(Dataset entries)

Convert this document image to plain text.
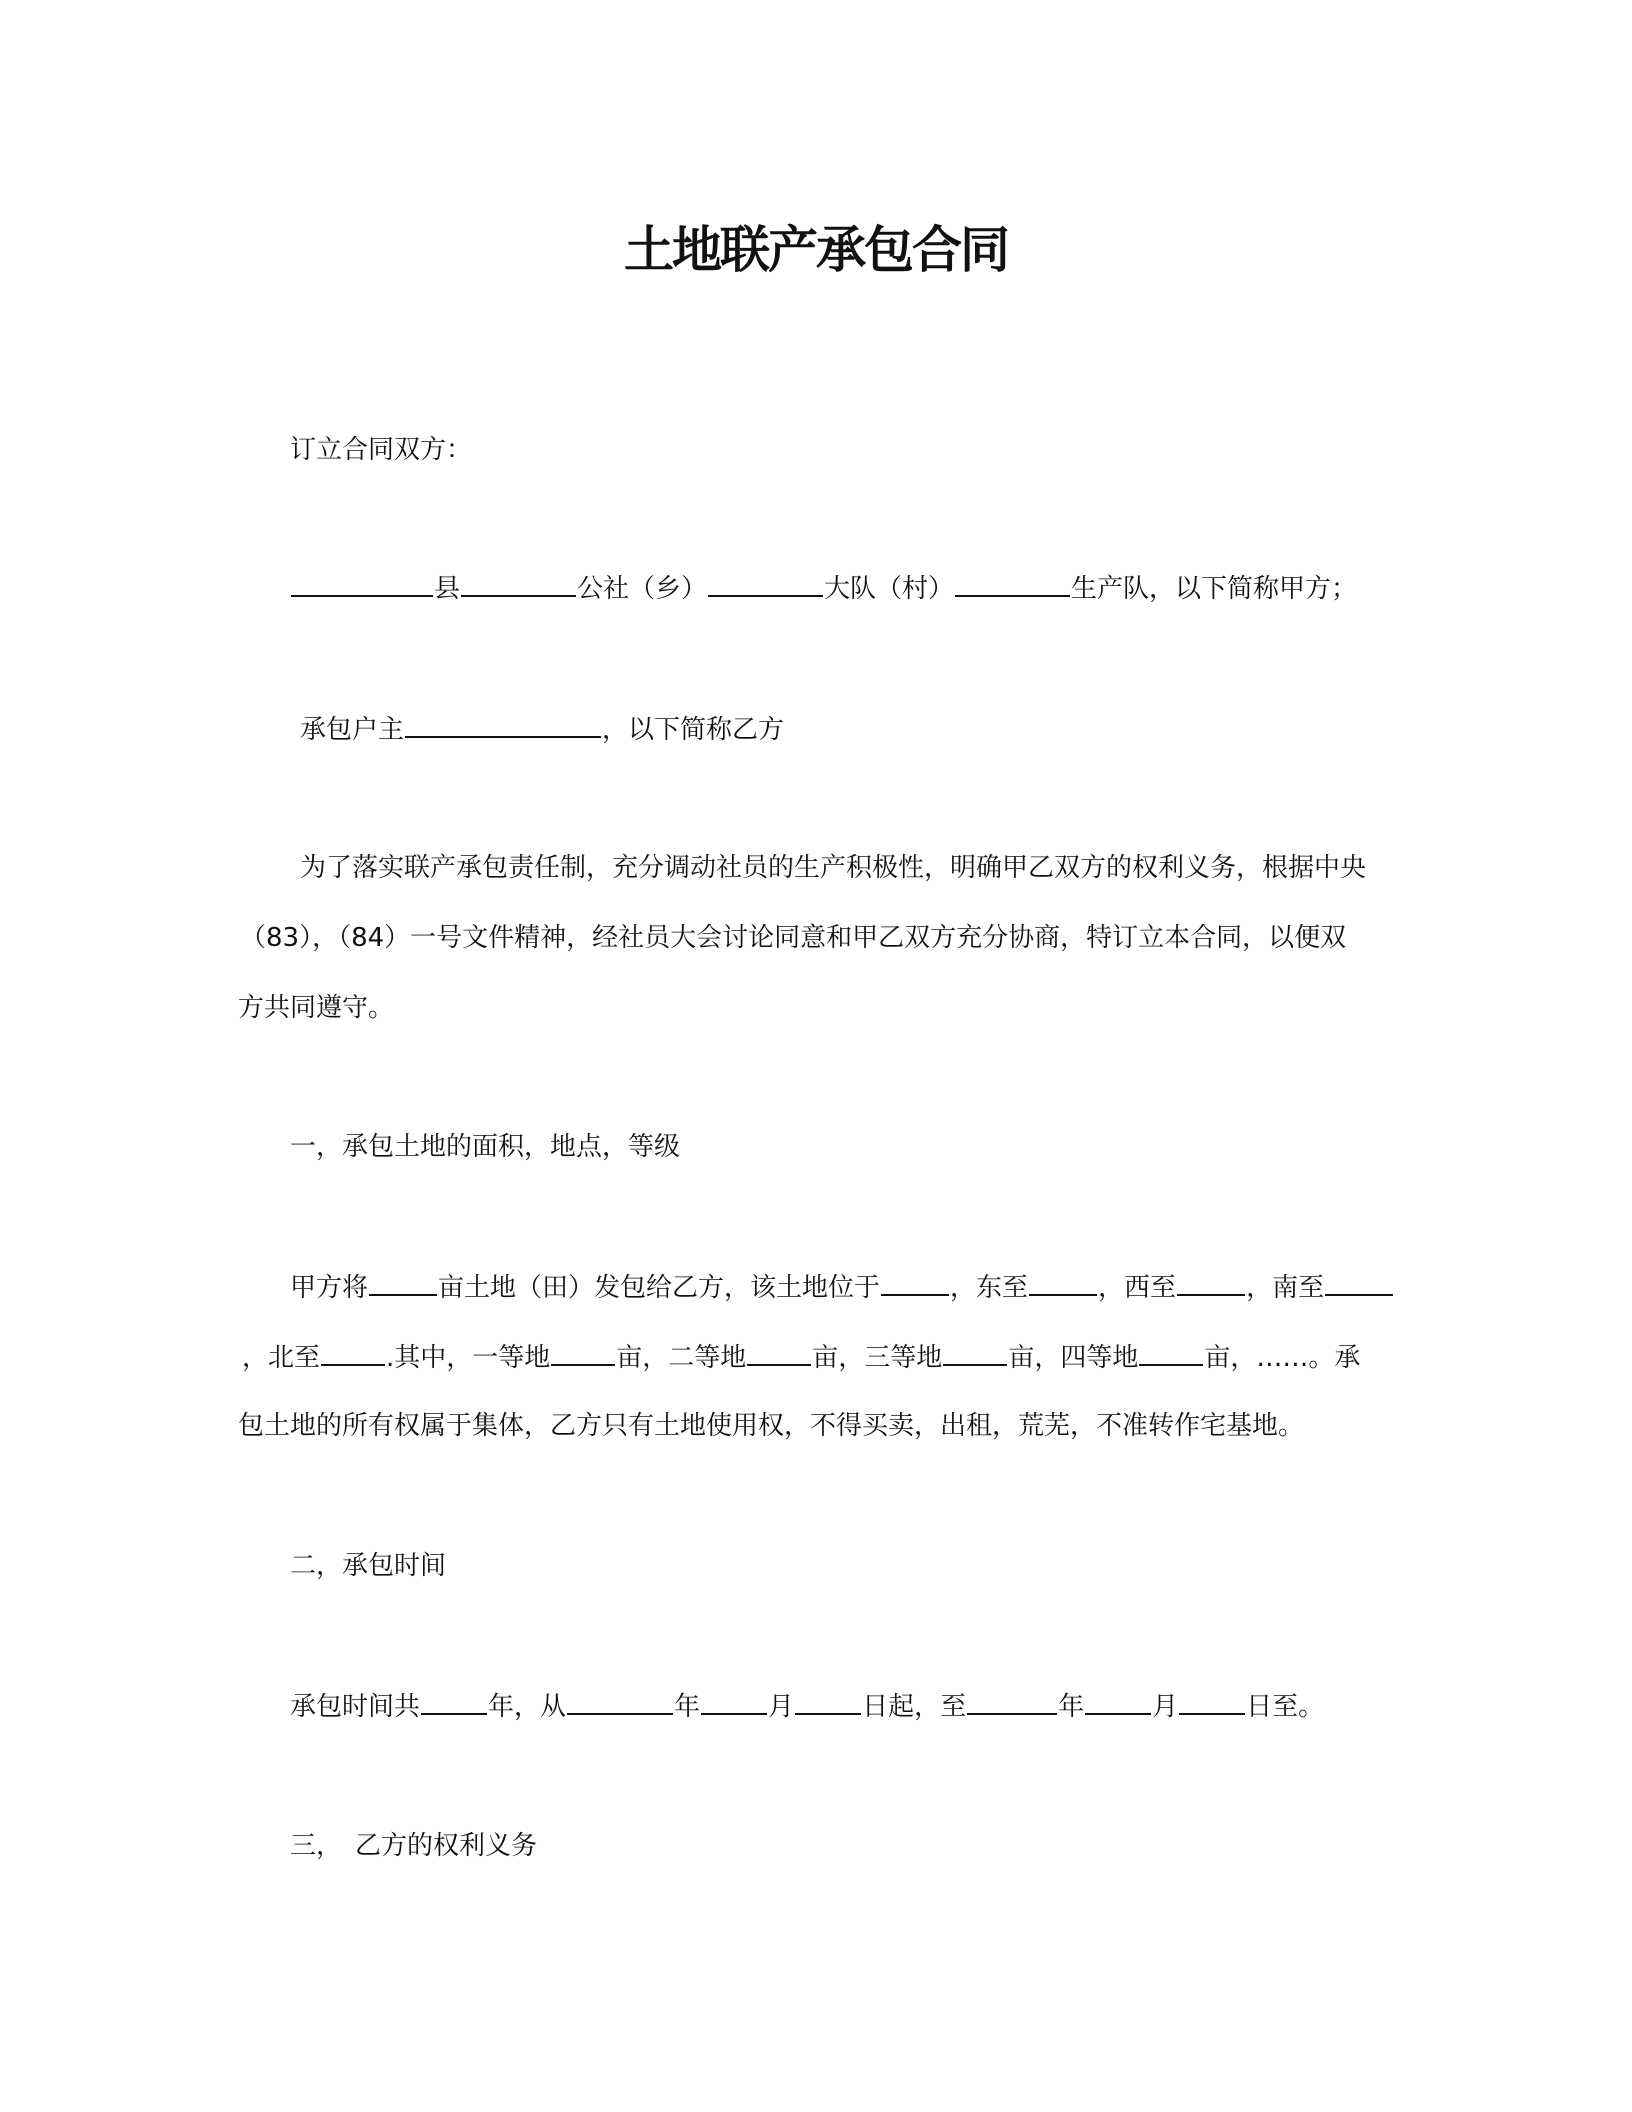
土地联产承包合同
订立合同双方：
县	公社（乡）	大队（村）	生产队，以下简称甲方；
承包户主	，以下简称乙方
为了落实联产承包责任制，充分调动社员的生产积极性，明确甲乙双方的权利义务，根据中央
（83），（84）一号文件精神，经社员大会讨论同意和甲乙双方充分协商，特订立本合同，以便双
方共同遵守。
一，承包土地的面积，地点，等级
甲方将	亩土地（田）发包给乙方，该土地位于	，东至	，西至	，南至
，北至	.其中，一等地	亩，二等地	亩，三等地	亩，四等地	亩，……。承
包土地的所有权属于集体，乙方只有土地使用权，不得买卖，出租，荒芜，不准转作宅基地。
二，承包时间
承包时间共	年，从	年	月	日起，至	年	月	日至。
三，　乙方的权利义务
...
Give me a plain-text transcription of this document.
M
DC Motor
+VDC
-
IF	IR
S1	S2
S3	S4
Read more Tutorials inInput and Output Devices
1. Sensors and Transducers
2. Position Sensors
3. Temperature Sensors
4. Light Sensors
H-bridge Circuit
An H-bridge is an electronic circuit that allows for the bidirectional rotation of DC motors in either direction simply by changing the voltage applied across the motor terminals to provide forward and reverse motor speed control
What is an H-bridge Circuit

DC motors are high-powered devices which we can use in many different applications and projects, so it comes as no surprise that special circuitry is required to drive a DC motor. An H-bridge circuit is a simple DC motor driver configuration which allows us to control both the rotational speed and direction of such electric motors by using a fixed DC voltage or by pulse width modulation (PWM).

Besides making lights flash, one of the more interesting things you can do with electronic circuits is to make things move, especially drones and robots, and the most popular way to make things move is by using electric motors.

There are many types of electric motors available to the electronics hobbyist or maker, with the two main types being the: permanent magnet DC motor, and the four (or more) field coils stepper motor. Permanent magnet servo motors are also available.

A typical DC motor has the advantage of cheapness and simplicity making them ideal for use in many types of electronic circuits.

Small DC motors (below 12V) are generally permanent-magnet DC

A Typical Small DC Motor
---
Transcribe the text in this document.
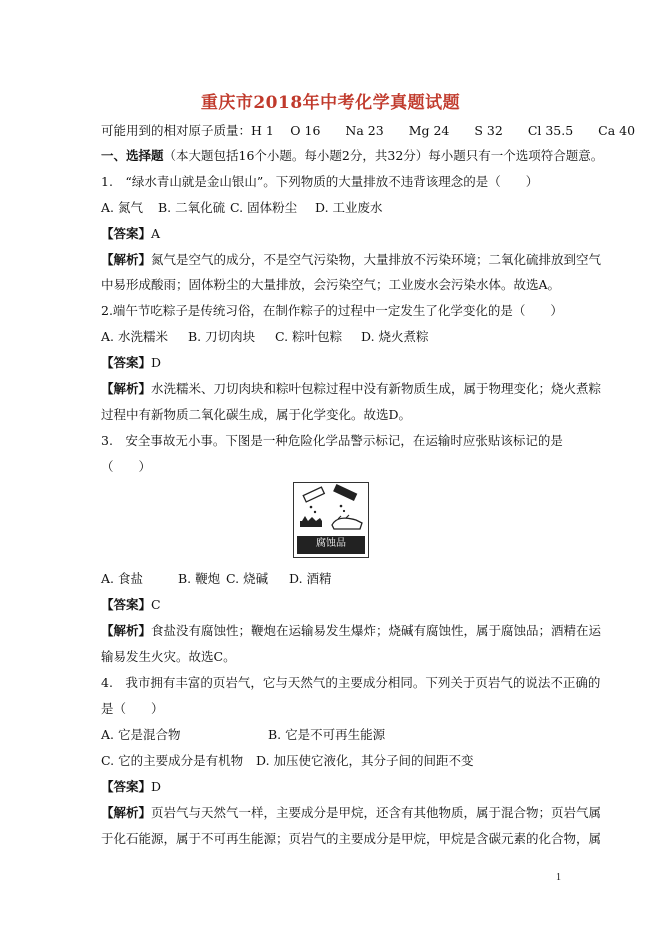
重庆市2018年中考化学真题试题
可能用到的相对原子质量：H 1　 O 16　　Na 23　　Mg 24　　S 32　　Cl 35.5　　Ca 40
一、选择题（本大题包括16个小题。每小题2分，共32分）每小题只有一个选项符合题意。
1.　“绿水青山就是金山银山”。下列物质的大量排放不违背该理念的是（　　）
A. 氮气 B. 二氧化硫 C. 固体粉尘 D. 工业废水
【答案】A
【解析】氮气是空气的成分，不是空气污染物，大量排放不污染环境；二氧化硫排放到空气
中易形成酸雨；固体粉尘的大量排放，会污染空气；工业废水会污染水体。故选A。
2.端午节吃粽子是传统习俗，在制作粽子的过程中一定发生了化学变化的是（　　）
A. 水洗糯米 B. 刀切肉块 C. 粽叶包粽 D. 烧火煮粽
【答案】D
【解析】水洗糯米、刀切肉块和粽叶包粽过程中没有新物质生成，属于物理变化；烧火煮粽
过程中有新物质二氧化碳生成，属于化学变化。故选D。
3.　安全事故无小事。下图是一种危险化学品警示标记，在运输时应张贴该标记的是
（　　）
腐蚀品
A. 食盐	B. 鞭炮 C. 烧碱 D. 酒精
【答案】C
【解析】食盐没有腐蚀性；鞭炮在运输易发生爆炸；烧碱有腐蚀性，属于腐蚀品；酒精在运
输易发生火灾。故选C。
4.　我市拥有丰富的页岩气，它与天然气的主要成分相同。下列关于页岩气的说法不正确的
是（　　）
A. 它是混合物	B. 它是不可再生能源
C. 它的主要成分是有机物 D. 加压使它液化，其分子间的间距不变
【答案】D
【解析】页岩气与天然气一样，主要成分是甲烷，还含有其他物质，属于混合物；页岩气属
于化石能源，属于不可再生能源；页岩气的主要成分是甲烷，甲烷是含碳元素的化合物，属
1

* _WORK REQUIRED_
Count the lines above that contain the word "with", and give only that number.

* _EXERCISE ANSWER_
2